- **Task description**: Search the material for "MSLP" and show all lines that contain it.

- **Extracted material**:
>> begin

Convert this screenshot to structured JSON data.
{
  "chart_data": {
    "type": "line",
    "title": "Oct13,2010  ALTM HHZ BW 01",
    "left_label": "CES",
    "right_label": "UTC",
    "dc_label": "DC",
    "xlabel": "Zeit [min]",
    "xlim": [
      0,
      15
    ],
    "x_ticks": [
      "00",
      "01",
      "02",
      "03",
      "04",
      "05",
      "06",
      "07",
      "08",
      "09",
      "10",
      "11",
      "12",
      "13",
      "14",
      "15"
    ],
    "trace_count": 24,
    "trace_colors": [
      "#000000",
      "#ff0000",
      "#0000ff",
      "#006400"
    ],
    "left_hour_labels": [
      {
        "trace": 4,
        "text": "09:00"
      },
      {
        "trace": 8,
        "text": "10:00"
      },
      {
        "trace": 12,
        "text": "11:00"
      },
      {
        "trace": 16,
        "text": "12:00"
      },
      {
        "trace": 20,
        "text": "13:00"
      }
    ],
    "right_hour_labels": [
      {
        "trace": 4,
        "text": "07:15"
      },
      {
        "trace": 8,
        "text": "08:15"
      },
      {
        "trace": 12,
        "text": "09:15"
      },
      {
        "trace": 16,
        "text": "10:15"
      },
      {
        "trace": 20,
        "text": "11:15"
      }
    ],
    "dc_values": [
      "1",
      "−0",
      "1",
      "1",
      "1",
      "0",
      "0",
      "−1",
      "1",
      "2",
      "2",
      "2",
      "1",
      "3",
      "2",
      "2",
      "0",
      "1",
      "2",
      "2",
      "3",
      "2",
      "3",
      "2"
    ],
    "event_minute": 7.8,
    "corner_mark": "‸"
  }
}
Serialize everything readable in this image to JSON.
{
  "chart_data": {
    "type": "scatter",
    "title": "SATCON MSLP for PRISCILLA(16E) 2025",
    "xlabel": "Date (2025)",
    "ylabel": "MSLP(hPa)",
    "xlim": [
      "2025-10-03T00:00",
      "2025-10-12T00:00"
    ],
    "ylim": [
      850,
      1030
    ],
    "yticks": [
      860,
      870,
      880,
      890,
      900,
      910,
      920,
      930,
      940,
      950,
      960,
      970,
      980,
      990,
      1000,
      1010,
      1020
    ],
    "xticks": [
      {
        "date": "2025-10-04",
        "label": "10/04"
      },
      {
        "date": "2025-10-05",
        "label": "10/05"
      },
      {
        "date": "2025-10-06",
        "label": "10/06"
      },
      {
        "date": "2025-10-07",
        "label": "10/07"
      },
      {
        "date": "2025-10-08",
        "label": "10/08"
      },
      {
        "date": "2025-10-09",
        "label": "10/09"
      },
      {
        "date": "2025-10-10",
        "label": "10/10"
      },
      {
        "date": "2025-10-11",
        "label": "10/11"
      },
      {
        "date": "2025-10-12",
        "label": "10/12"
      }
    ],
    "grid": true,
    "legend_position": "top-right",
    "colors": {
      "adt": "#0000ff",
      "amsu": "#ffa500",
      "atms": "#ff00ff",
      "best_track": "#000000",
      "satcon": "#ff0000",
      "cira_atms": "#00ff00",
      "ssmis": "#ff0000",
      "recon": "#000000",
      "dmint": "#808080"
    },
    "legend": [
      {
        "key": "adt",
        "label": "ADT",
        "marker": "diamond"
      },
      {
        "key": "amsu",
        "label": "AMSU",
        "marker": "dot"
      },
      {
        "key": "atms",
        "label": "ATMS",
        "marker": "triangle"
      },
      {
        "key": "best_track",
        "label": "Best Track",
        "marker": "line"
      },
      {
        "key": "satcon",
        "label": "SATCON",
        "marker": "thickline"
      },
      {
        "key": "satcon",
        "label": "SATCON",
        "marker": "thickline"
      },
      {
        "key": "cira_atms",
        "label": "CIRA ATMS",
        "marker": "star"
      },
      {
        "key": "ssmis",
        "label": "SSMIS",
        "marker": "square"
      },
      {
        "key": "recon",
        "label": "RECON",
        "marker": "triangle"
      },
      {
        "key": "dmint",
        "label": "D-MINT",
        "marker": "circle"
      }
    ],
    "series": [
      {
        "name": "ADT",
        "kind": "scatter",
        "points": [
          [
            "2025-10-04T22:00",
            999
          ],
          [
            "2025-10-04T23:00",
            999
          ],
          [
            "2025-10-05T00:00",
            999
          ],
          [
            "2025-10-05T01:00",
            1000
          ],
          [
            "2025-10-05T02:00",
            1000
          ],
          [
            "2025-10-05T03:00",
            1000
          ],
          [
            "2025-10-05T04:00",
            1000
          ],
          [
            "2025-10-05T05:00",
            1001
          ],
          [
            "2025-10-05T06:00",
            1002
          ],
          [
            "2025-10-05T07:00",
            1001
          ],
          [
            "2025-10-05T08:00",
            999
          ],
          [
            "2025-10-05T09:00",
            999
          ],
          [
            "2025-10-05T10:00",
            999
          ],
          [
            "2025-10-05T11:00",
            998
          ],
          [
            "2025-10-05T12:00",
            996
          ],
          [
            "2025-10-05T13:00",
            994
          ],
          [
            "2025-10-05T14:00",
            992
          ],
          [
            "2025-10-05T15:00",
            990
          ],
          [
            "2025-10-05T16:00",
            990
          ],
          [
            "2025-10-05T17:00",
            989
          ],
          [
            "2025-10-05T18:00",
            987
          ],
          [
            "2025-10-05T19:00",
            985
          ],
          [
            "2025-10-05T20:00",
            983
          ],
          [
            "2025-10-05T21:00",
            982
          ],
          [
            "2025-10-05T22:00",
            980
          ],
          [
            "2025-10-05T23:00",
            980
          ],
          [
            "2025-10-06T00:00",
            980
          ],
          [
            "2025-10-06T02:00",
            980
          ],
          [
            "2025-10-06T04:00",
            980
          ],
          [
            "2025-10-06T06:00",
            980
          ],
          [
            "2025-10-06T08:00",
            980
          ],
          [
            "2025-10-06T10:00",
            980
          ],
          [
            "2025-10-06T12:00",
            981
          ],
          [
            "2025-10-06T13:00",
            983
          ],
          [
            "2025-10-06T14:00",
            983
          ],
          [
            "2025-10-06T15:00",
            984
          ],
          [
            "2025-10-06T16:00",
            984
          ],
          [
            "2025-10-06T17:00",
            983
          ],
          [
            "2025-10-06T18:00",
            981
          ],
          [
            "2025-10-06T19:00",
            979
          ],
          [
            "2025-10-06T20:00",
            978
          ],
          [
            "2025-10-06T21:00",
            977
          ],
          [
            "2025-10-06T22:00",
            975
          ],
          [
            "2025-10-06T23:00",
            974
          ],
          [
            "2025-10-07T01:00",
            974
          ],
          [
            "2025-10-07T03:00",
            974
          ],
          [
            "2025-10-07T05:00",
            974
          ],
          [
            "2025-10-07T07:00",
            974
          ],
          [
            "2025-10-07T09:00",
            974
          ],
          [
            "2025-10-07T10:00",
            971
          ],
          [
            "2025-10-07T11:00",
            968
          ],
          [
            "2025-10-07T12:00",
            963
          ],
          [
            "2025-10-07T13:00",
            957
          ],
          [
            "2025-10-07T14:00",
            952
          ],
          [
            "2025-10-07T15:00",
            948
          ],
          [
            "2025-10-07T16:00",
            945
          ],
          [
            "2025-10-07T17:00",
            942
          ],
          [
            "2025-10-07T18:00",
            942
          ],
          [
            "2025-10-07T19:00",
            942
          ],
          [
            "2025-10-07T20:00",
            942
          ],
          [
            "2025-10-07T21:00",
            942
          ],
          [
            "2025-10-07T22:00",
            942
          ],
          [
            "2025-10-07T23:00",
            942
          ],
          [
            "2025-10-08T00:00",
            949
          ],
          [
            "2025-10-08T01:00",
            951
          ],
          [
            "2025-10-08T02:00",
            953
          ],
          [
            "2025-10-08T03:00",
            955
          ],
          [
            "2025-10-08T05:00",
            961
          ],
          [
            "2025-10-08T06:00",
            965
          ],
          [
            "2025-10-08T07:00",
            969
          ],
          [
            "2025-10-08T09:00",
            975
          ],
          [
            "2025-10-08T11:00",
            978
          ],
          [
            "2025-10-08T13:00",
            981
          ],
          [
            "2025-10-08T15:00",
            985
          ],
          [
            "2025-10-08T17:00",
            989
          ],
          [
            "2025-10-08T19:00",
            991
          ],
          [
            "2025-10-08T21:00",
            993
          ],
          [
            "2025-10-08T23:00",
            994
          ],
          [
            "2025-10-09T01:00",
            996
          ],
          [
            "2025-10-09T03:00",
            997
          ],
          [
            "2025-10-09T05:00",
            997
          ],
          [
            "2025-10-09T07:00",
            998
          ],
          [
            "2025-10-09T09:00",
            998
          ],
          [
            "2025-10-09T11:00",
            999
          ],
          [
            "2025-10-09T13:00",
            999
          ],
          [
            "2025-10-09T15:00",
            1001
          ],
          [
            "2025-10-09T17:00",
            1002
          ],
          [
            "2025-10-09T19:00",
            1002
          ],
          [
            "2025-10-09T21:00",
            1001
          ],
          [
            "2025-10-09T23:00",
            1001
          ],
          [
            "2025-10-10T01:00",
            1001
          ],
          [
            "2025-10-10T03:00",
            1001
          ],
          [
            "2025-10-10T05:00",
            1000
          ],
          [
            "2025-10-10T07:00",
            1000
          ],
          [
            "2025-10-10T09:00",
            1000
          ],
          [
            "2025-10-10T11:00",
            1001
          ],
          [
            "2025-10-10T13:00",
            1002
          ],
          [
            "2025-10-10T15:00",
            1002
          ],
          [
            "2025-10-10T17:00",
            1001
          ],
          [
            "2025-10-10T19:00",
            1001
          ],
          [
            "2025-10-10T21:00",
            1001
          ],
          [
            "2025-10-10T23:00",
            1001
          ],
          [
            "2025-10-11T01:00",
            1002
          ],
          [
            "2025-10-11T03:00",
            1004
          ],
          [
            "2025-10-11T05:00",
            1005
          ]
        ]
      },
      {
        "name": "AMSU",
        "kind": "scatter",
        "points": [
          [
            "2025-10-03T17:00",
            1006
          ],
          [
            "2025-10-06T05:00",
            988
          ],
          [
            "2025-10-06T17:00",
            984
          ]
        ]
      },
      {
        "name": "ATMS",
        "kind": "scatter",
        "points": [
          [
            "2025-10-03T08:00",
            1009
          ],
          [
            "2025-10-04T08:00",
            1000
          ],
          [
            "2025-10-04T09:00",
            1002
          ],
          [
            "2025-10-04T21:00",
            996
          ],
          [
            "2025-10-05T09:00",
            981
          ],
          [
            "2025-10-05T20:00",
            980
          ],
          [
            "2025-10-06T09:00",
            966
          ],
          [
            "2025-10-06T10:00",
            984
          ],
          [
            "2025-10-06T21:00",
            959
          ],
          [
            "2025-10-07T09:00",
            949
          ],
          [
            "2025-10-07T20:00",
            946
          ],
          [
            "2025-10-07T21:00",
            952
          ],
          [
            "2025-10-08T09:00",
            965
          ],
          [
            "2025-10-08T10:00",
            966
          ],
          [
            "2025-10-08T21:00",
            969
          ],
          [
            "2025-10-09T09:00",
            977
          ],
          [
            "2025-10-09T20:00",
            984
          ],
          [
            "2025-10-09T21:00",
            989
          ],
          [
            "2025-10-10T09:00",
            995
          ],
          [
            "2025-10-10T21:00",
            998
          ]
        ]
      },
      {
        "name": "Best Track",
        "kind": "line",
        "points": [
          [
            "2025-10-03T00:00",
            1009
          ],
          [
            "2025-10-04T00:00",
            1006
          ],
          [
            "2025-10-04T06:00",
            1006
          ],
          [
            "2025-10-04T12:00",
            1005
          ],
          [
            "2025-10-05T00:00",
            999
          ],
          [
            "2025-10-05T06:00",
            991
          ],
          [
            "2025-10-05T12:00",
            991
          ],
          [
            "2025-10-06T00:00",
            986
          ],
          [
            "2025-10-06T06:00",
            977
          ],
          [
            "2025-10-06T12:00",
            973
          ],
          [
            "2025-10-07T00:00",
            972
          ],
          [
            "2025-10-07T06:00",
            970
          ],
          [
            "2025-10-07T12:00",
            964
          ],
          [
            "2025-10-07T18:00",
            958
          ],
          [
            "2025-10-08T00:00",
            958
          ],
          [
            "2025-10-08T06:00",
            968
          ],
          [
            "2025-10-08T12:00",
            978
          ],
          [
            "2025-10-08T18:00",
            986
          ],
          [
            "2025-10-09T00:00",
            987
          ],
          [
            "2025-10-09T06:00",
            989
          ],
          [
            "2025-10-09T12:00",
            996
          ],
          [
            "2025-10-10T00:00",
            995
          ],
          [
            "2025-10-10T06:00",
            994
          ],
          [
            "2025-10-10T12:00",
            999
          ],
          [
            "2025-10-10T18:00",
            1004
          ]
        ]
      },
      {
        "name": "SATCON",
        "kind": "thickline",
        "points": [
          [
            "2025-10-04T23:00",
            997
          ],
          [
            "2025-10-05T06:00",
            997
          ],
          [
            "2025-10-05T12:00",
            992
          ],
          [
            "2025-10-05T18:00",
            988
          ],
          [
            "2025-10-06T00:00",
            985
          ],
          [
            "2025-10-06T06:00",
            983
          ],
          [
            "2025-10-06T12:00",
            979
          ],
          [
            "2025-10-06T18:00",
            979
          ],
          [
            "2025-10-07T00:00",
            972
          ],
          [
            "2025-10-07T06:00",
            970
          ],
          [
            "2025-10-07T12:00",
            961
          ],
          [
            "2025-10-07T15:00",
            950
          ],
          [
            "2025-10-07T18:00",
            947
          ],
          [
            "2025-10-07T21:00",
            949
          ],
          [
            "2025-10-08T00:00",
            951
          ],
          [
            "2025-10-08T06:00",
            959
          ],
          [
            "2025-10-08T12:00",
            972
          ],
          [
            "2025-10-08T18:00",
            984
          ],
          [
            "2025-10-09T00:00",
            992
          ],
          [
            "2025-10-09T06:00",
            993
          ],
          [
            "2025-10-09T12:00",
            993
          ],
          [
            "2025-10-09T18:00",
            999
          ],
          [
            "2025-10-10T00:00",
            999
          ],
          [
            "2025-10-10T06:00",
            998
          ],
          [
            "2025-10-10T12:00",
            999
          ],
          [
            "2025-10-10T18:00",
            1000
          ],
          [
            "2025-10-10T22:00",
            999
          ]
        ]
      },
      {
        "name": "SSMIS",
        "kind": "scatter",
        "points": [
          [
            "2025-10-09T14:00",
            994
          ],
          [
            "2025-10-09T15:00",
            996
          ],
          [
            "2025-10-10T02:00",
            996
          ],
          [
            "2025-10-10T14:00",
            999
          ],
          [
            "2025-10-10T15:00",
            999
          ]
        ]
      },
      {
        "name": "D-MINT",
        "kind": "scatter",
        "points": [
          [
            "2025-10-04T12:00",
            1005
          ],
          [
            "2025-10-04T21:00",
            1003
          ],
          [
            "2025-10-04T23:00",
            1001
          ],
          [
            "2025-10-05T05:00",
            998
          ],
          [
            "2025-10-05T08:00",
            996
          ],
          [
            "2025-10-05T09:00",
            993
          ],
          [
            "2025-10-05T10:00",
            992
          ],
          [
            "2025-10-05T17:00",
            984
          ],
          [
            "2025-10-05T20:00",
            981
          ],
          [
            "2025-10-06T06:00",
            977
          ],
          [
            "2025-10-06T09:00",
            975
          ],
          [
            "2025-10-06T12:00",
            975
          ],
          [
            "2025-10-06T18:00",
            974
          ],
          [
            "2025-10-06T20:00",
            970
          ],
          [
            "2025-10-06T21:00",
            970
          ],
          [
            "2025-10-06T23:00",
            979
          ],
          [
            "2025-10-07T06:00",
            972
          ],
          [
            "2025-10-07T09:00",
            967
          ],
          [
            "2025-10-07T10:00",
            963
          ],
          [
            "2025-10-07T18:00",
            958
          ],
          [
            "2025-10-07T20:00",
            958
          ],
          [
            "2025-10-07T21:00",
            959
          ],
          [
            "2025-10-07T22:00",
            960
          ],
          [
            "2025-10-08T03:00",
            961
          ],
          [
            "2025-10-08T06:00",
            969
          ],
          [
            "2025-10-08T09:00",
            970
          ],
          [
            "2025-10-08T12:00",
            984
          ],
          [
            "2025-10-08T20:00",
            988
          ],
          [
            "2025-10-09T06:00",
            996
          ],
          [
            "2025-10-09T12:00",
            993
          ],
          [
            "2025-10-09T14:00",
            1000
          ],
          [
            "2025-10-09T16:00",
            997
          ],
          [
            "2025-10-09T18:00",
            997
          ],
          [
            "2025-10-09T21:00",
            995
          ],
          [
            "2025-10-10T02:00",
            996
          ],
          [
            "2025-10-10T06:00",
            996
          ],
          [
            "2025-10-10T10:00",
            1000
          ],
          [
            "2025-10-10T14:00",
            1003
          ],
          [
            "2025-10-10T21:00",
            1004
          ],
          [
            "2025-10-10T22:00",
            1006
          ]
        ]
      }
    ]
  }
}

>> end

- **Task answer**:
    "title": "SATCON MSLP for PRISCILLA(16E) 2025",
    "ylabel": "MSLP(hPa)",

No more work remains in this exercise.